=== Source extract ===
Mirrored from:
http://www.fairfieldweekly.com/articles/sonoartscover.html

June 5th 2002

The Making, Breaking & Remaking of the Area's Greatest Arts Celebration
http://www.sonoarts.org

By Brita Brundage

Every summer for the past 26 years, the city of Norwalk has allowed a rag-tag group of volunteers to shut down the main streets and hold a giant art party. Hundreds of exhibiting artists pour in from around the country with hopes of selling their expensive masterpieces of canvas, clay, wood and steel. Folk musicians and funk bands play their hearts out for midday crowds of mothers pushing strollers, wide-eyed hippies and well-dressed seniors. A huge Chinese dragon swoops down Washington Street surrounded by a giant green caterpillar and 10-foot-tall red- and purple-faced puppets. There are classical dancers, African drummers, and independent film screenings. Chaos barely contained.

While the Oyster Festival, to its credit, is neck-and-neck with SoNo Arts in terms of longevity, it's nowhere near as self-sufficient. The Oyster Festival benefits from the substantial backing of the SoNo Seaport Association, while SoNo Arts has no cushioning sponsor. The Oyster Festival charges hefty fees at the gate, and then sells tickets for any concessions. SoNo Arts is entirely free. The Oyster Festival has no visual art or performing art, no dance, no crafts, no puppets, no stilt-walkers. And unlike SoNo Arts, it's entirely gated, offering little, if any, spillover business to surrounding restaurants and shops.

Granted, both festivals are fun--they're outdoor, summer events that draw lots of outsiders to South Norwalk, a city once better recognized for its gun fights and prostitution. But the distinction is important because the fact is that the Oyster Festival is a moneymaking operation. Not only does the SoNo Arts Celebration keep hosting a community arts festival each year for free, depending entirely on over-worked volunteers, but it's running up a substantial debt, is threatened by inner turmoil and is nearly about to come apart at the seams. All while providing countless economic and cultural benefits to the city and artists it promotes.

Former SoNo Arts president and a longtime volunteer until last year, Pam Stark, has now joined Norwalk's government as City Clerk and offers an inside look at the festival's evolution and local impact.

"It does bring a lot of people in," Stark said. "And it brings people right into South Norwalk as opposed to some of the other festivals that bring them to the outer edges of Norwalk."

=== Tasks ===
#1 In the SoNo Arts article, rewrite the passage between "Every summer for" and "Chaos barely contained.", inclusive, changing "Washington Street" to "Main Street".
#2 According to the SoNo Arts article, what position in Norwalk's government does Pam Stark now hold?
#3 Please pick up the SoNo Arts article after its final sentence and keep writing it.

Labeled box records:
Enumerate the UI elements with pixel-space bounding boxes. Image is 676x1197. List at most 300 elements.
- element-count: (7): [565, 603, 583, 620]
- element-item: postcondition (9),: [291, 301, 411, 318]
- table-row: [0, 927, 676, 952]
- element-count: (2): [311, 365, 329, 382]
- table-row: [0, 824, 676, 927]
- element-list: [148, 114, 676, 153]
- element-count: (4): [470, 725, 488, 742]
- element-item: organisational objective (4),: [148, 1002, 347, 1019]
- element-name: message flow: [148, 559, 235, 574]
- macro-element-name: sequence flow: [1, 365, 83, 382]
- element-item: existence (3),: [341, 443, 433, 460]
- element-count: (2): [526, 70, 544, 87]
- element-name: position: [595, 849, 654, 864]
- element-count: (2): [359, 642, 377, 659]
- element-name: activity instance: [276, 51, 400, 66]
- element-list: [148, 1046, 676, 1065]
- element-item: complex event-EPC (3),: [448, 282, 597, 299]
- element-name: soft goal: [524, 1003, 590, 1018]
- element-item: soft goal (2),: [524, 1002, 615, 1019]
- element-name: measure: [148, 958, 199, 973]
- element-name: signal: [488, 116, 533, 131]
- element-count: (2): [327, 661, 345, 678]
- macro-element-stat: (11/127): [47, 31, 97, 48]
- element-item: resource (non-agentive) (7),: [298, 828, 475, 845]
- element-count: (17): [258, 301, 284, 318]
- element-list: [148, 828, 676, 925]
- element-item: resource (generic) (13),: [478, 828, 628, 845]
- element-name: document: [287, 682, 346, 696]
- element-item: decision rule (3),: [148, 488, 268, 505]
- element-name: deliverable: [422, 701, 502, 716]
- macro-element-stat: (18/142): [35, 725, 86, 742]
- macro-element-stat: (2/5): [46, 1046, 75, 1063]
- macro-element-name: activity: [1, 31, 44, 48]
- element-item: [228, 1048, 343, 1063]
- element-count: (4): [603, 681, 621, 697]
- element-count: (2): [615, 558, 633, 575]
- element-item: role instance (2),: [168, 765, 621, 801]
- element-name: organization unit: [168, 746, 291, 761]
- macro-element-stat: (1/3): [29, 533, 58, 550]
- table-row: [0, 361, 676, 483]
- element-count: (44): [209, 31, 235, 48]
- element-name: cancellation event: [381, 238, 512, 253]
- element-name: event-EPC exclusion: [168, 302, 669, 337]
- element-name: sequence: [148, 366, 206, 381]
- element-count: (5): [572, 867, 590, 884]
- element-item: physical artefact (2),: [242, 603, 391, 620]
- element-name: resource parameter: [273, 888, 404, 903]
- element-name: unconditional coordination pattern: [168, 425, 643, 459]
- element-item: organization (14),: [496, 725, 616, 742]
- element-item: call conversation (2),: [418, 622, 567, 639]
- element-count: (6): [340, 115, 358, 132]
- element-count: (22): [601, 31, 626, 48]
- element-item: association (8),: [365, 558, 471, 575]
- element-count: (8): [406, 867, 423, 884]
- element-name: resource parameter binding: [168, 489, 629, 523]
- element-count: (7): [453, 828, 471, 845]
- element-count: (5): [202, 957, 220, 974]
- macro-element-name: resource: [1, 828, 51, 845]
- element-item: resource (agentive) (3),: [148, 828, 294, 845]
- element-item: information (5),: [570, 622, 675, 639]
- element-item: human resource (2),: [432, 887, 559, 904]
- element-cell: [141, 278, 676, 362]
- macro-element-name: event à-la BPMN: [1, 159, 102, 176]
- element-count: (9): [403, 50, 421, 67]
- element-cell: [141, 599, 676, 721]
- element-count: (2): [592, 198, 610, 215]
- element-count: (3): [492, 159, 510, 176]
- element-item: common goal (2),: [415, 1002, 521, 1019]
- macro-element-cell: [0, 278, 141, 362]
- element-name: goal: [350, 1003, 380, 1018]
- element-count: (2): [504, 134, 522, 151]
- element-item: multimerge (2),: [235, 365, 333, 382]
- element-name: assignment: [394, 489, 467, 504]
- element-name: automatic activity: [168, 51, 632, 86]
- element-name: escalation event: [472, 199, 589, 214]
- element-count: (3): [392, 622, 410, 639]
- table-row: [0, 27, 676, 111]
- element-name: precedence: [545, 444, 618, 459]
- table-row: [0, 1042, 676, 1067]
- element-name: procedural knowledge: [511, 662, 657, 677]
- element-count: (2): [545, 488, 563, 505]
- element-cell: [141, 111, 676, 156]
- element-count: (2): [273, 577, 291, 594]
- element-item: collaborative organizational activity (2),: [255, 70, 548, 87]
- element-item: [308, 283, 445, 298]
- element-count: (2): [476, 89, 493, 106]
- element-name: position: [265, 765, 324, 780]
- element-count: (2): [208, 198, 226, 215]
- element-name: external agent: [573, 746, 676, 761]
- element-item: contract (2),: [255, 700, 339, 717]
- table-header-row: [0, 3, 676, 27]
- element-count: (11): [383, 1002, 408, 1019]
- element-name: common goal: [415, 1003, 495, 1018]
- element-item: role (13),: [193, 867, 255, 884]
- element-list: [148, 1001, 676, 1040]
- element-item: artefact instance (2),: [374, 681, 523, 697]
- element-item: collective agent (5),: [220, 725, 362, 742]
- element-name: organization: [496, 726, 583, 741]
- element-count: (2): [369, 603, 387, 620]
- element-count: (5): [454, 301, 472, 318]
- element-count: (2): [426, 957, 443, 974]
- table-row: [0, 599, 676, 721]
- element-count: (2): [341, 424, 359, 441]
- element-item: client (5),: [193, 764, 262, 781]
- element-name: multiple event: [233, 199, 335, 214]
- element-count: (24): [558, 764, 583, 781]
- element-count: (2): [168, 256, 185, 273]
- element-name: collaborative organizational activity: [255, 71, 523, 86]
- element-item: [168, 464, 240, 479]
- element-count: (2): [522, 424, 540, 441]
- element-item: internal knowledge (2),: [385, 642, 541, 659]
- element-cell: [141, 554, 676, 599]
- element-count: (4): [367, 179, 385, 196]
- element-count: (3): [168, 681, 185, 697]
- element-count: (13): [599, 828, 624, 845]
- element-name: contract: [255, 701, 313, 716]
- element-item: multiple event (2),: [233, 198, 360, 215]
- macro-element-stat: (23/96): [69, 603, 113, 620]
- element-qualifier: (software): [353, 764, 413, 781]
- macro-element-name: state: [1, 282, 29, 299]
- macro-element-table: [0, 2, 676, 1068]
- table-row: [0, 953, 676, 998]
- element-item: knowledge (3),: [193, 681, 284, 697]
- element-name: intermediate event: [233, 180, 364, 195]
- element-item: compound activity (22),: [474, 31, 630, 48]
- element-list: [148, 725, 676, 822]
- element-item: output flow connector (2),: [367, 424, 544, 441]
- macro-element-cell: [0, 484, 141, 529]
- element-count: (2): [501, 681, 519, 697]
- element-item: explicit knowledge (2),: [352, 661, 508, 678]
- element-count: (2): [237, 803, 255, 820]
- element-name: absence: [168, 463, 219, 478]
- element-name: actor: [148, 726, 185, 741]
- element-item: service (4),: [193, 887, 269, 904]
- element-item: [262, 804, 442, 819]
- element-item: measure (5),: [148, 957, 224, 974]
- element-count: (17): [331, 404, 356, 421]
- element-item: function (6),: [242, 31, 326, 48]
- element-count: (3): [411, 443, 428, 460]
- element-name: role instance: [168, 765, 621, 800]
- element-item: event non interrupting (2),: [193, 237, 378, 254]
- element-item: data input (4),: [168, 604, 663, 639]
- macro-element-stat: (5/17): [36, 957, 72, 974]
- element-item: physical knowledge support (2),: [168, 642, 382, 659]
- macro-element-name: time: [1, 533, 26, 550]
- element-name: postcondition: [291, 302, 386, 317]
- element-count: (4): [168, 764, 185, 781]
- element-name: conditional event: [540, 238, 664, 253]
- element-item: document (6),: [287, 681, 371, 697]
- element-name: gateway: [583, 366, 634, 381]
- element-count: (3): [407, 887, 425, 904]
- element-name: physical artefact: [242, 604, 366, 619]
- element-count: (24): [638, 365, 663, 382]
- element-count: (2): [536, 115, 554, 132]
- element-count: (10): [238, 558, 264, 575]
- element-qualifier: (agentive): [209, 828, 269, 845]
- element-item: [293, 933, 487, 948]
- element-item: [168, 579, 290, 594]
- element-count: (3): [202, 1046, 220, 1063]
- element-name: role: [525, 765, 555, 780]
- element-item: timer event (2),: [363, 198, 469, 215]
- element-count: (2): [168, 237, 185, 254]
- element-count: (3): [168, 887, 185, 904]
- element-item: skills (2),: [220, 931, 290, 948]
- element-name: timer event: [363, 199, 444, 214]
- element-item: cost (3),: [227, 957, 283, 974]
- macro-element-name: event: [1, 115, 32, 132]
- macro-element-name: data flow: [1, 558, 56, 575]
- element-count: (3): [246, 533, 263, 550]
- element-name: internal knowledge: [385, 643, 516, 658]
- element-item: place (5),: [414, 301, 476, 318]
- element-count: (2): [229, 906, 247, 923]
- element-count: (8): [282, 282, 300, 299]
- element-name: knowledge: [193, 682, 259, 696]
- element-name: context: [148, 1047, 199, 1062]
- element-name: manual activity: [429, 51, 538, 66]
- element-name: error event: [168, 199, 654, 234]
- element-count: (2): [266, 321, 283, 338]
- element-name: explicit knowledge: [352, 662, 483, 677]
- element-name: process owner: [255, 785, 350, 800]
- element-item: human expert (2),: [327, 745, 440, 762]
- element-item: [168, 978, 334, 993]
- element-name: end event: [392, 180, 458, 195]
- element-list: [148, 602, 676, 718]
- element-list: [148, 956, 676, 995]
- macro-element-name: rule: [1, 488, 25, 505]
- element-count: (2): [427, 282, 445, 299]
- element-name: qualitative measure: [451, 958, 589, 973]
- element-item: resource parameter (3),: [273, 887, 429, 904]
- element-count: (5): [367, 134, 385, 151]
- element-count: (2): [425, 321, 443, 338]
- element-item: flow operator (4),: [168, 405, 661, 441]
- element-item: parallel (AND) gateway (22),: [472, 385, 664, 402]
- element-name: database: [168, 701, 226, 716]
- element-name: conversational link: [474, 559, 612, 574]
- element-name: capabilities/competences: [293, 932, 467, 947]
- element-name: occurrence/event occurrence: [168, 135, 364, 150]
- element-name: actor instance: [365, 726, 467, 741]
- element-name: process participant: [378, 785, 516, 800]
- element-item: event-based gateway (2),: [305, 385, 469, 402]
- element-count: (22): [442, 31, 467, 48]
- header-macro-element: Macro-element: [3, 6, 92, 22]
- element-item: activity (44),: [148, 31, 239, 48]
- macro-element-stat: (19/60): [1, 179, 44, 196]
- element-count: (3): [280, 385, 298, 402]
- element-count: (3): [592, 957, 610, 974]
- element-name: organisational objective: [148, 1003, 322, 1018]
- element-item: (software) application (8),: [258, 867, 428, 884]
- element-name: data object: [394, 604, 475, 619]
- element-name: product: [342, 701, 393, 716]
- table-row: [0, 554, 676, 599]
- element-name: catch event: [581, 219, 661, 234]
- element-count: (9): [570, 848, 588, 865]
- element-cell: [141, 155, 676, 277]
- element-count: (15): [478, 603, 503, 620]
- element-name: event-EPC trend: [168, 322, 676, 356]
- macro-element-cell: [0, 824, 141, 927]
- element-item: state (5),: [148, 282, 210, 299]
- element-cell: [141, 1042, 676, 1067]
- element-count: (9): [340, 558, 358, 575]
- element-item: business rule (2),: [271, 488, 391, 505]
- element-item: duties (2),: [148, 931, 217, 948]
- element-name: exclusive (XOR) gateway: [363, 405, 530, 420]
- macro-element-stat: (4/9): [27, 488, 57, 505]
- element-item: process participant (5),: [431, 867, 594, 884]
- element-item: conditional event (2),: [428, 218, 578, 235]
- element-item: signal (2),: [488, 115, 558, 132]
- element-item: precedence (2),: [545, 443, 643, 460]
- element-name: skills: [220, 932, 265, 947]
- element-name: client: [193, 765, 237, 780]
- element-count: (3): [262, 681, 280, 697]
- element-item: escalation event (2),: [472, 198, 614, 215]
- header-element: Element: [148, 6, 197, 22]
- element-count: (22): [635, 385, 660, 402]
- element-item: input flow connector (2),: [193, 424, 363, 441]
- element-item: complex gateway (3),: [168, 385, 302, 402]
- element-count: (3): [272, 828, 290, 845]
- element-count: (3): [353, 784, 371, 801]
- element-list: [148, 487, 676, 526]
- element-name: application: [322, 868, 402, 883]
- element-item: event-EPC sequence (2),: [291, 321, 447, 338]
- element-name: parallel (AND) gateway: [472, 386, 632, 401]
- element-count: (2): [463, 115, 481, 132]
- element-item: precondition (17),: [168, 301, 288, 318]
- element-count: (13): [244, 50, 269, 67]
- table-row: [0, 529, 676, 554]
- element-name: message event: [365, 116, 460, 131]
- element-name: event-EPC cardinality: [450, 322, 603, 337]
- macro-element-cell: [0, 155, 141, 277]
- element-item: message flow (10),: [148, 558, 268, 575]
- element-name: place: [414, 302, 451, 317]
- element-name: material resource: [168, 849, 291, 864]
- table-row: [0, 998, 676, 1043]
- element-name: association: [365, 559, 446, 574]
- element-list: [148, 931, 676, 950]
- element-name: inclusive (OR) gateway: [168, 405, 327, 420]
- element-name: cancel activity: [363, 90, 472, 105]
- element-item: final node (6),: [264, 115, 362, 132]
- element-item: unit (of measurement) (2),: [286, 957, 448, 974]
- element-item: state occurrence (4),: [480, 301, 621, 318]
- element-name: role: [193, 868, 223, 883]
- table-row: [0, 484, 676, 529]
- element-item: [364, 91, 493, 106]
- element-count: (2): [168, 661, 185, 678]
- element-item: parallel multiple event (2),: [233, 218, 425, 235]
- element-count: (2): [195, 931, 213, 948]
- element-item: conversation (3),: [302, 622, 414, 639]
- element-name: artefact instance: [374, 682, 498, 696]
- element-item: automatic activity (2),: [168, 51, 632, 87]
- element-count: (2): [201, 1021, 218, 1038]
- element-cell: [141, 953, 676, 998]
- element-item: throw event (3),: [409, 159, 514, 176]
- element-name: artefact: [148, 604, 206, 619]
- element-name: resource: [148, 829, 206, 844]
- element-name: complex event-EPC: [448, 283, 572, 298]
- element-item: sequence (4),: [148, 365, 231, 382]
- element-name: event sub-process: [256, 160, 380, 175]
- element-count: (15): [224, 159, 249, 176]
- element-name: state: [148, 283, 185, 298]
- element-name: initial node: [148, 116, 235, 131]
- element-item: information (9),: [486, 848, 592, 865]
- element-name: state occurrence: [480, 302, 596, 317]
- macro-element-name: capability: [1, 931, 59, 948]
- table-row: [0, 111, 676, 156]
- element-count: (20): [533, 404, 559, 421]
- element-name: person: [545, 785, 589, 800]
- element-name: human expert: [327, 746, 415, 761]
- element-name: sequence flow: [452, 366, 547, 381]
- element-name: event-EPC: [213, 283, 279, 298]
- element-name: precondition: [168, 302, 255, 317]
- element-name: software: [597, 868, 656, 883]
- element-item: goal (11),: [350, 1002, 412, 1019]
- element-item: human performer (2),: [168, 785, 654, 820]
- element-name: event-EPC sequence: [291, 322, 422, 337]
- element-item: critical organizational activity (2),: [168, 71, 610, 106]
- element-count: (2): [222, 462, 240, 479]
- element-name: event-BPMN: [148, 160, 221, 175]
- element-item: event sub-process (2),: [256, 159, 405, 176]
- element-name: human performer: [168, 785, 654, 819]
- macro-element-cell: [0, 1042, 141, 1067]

=== Expected responses ===
#1
Every summer for the past 26 years, the city of Norwalk has allowed a rag-tag group of volunteers to shut down the main streets and hold a giant art party. Hundreds of exhibiting artists pour in from around the country with hopes of selling their expensive masterpieces of canvas, clay, wood and steel. Folk musicians and funk bands play their hearts out for midday crowds of mothers pushing strollers, wide-eyed hippies and well-dressed seniors. A huge Chinese dragon swoops down Main Street surrounded by a giant green caterpillar and 10-foot-tall red- and purple-faced puppets. There are classical dancers, African drummers, and independent film screenings. Chaos barely contained.

#2 City Clerk.

#3
And though Marcia Powell, publicity spokesperson for the SoNo Business Association, says she can't quantify the festival's economic impact, she's sure that it's significant.

"When people come down for the festival, they become familiar with the area, they see what new places are there that they haven't been to, they discover the variety of attractions, shopping, food choices available in the area and they come back," says Powell. "People are out on the street, they're walking around...they're having a good time and it predisposes them to coming back."

In keeping with Powell's predictions, last year's 25th anniversary SoNo Arts Celebration was the biggest production to date. With seven chairpersons, 45 committee members, 56 music and dance performers spread over five stages and more than 200 fine art exhibitors, the weekend was a volunteer effort of Herculean proportions. Nearly 100,000 visitors miraculously found parking spaces in time to join the celebration under the hot sun, wove through booths and soaked in sounds oblivious to the internal struggles that were already threatening the integrity of the greatest show in town. When not-quite-qualified volunteers and not-quite-money-minded artists come together, conflicts are inevitable. The crisis of last year's money and management problems that led to the resignation of several board and committee members last November only brought to a head problems that had been brewing beneath the SoNo Arts surface for years. Many feared that this year the festival would simply self-destruct. Though current president Kevin Bowler insists that the celebration is still on solid ground, festival insiders like James Barnes, chair of the SoNo puppets for the past six years, were not so confident. "There are lots of people thinking that it's not going to happen," he said in a recent interview.

SoNo Arts Celebration Inc., became a non-profit corporation in 1986, not long after Collin's Development had been hired by Norwalk to redevelop the entire downtown area. The development group had substantially supported the artist-run festival which, at that time, consisted of local visual artists and their musician friends holding a modest street festival each year that succeeded in turning around Norwalk's damaged image as a haven for crime and depravity. Many of those initial artists resided in the Lock Building, which was sold to Spinnaker Companies of Stamford two years ago for a cool $3.3 million. The building is now a corporate technology center, thanks in no small part to the Lock artists who convinced the city and the developer that historic property was a better value than
a parking lot. Those same artists who brought the city such profitable image-revision, of course, were quickly forced to move elsewhere.

While many artists couldn't afford Norwalk's newly elevated rents, they continued to support the SoNo Arts Celebration because it was a grassroots effort that symbolized the free art and culture they so avidly believed in. Barnes, who had devoted countless hours of his life making larger-than-life puppets for others' entertainment, said of the festival, "It's a great thing for a group of friends to do. When it goes well, it's magic.
It makes you glow."

Once a local street festival, the overall vision for what SoNo Arts could offer over the two-day weekend grew substantially. Nationally, exhibiting artists recognized the festival as a top-notch event with the ability to draw in Fairfield County's wealthier residents.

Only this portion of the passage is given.